Isolate every line in the data with the string "shown" and copy it.

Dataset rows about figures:
##############################

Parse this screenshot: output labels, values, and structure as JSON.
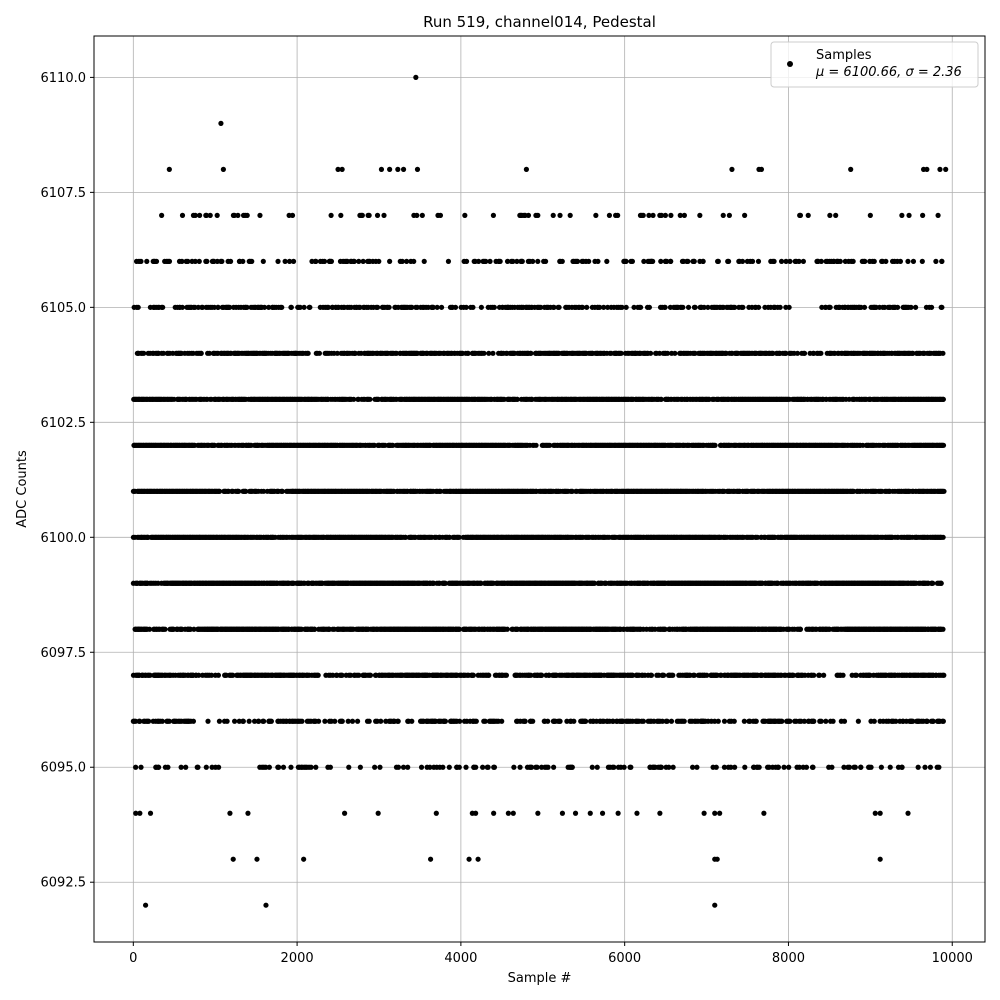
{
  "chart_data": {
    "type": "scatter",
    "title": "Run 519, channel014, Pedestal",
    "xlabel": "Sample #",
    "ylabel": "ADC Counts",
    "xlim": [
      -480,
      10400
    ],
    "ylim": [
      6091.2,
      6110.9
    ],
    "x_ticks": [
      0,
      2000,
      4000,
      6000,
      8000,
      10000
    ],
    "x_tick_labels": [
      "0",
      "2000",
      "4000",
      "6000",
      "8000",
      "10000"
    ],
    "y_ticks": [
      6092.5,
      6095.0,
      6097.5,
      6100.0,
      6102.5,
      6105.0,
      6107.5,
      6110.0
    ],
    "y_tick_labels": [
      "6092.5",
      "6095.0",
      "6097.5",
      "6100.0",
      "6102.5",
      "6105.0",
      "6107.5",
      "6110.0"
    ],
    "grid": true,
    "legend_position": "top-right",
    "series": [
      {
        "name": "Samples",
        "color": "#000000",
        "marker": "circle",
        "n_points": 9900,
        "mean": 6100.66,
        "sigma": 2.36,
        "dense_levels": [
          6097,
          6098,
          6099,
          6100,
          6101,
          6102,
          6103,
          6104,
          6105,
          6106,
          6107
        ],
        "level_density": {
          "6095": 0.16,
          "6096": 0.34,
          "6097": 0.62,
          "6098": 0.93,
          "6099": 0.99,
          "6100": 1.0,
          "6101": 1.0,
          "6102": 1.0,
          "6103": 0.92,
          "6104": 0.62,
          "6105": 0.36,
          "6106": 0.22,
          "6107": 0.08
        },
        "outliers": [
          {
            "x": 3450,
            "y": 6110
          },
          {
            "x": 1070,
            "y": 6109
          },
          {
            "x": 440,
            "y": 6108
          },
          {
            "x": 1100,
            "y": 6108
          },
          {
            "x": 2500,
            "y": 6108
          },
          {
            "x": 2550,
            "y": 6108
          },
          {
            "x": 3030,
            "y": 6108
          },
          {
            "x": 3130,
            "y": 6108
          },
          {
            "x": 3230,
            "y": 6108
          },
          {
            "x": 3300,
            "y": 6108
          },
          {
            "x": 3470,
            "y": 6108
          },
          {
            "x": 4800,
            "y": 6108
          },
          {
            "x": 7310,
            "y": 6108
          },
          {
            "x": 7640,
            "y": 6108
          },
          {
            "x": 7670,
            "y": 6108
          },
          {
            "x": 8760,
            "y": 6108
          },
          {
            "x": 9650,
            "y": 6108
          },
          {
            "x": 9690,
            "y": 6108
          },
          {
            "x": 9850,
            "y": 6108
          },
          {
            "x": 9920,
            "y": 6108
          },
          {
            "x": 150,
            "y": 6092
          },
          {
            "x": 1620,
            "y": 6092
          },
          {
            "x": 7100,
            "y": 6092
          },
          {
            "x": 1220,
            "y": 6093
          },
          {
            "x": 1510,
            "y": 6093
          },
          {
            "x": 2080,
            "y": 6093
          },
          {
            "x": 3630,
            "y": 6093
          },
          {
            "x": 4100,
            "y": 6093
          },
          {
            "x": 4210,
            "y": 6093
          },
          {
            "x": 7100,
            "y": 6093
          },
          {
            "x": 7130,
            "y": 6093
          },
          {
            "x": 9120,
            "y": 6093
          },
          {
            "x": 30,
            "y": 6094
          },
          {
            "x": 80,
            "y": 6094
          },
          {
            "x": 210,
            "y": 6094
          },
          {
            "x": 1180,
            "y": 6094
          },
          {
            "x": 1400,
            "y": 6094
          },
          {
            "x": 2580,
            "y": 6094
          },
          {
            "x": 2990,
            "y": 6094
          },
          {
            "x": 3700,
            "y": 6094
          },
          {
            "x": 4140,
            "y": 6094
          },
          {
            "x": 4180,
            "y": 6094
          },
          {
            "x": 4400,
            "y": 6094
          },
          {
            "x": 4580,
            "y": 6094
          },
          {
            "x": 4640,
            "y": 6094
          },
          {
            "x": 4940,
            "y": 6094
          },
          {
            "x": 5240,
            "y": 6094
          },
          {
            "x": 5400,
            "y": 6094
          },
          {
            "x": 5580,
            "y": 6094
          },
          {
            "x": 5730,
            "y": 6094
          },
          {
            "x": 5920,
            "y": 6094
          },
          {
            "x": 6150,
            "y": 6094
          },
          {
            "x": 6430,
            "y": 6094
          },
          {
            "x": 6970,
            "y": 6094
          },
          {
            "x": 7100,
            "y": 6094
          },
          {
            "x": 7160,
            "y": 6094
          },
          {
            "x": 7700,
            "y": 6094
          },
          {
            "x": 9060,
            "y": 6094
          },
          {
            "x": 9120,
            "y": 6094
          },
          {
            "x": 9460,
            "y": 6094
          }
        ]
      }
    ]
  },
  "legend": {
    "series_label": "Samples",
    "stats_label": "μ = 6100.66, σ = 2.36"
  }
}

##############################

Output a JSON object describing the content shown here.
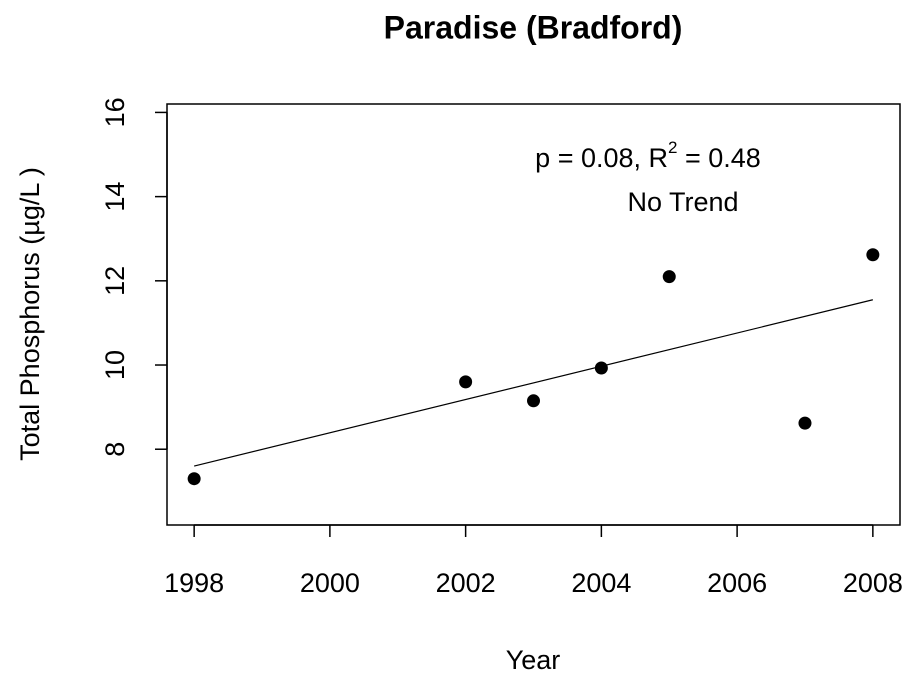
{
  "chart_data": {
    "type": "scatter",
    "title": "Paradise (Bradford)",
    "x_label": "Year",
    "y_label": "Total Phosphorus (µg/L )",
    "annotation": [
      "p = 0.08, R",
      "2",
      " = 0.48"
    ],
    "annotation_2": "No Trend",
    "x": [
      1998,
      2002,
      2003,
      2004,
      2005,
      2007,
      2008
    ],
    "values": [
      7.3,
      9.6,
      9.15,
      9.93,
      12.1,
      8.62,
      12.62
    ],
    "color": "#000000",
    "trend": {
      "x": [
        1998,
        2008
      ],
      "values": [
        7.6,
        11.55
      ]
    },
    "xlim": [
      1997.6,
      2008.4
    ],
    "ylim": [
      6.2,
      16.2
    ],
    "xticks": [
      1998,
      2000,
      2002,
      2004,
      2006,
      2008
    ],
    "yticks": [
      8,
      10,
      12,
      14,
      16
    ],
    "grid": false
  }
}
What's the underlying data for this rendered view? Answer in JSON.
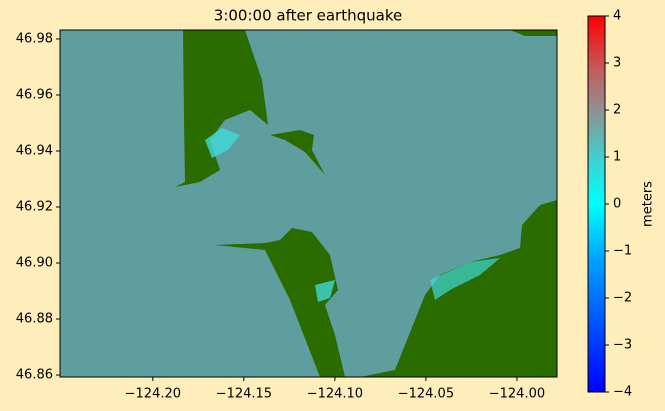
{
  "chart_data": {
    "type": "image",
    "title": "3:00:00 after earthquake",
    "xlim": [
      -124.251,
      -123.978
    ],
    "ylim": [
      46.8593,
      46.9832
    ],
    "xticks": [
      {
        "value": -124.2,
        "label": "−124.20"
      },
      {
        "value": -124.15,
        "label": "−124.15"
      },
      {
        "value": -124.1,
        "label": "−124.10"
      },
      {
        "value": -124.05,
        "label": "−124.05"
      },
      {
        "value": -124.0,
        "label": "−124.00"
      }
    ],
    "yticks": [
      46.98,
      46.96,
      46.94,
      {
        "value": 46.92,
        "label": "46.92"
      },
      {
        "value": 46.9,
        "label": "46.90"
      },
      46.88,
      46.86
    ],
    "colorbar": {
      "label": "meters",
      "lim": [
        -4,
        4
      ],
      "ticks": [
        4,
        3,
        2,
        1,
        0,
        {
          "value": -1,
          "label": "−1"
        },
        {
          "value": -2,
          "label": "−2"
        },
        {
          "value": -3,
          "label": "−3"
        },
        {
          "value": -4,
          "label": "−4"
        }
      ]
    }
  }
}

##############################

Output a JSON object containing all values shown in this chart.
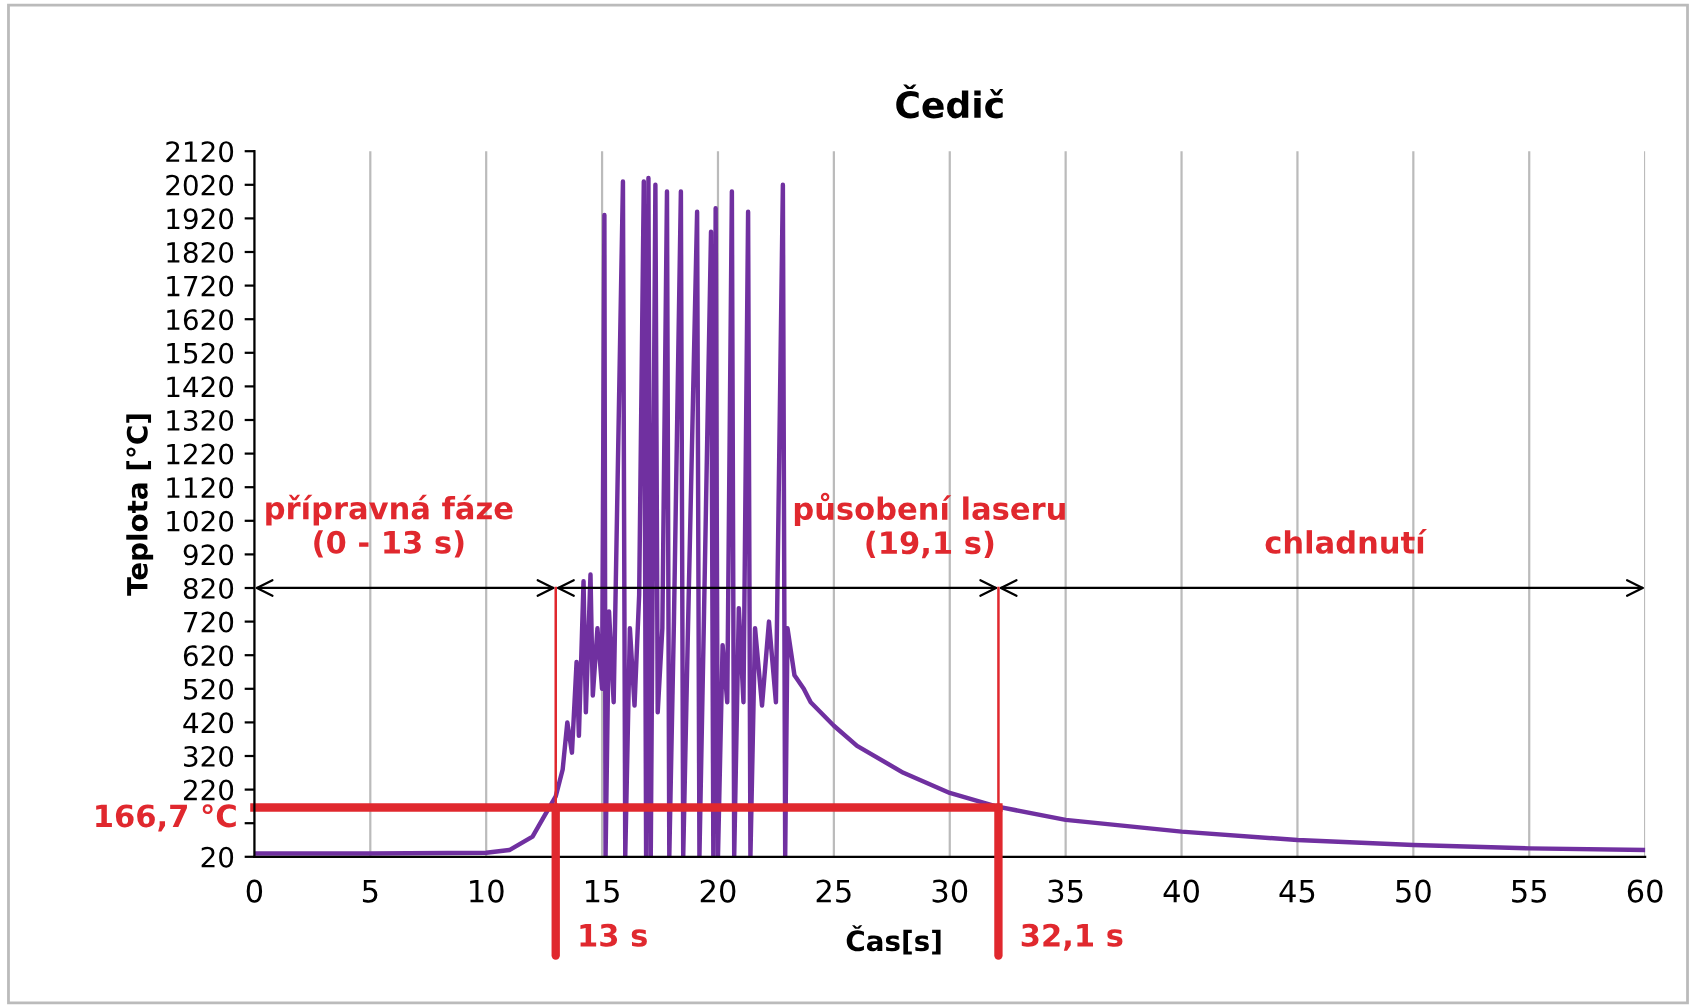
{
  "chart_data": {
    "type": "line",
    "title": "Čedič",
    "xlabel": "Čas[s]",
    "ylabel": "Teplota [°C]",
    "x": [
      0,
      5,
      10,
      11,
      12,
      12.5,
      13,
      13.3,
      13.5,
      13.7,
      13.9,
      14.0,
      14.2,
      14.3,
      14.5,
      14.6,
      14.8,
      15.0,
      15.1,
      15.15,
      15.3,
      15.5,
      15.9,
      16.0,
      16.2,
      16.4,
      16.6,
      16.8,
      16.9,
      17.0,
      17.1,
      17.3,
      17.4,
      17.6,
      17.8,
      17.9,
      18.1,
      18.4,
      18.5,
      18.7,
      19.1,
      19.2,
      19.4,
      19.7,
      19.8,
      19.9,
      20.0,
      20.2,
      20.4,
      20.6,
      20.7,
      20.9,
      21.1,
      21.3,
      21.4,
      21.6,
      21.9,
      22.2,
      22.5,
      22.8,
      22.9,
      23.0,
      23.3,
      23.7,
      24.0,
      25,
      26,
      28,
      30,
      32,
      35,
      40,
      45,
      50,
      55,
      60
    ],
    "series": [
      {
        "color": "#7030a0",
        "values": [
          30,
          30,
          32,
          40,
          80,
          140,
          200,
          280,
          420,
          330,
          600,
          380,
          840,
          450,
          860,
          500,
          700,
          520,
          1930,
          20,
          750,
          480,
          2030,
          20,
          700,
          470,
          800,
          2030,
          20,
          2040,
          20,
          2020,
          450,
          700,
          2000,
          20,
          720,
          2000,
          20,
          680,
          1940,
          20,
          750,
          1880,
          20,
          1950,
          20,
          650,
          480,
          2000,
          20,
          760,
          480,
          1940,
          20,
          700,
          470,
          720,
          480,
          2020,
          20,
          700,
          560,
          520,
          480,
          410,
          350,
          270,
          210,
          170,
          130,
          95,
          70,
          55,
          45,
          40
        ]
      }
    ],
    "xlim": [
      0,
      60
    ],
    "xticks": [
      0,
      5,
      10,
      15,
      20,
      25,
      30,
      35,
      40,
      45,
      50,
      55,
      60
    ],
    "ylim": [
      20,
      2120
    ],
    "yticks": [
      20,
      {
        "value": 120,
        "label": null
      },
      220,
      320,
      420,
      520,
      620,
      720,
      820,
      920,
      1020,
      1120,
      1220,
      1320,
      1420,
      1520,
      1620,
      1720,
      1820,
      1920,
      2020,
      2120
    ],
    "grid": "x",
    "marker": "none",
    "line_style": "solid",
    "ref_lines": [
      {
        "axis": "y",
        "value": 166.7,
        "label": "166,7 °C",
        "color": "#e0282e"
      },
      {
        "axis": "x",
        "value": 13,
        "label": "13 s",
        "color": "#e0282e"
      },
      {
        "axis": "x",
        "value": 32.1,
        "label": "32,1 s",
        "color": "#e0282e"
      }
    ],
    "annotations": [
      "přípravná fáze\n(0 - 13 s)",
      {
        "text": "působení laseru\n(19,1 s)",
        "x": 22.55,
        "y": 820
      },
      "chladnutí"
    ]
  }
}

##############################

# Reply
Output a JSON object describing the content shown here.
Output a JSON object containing all values shown in this chart.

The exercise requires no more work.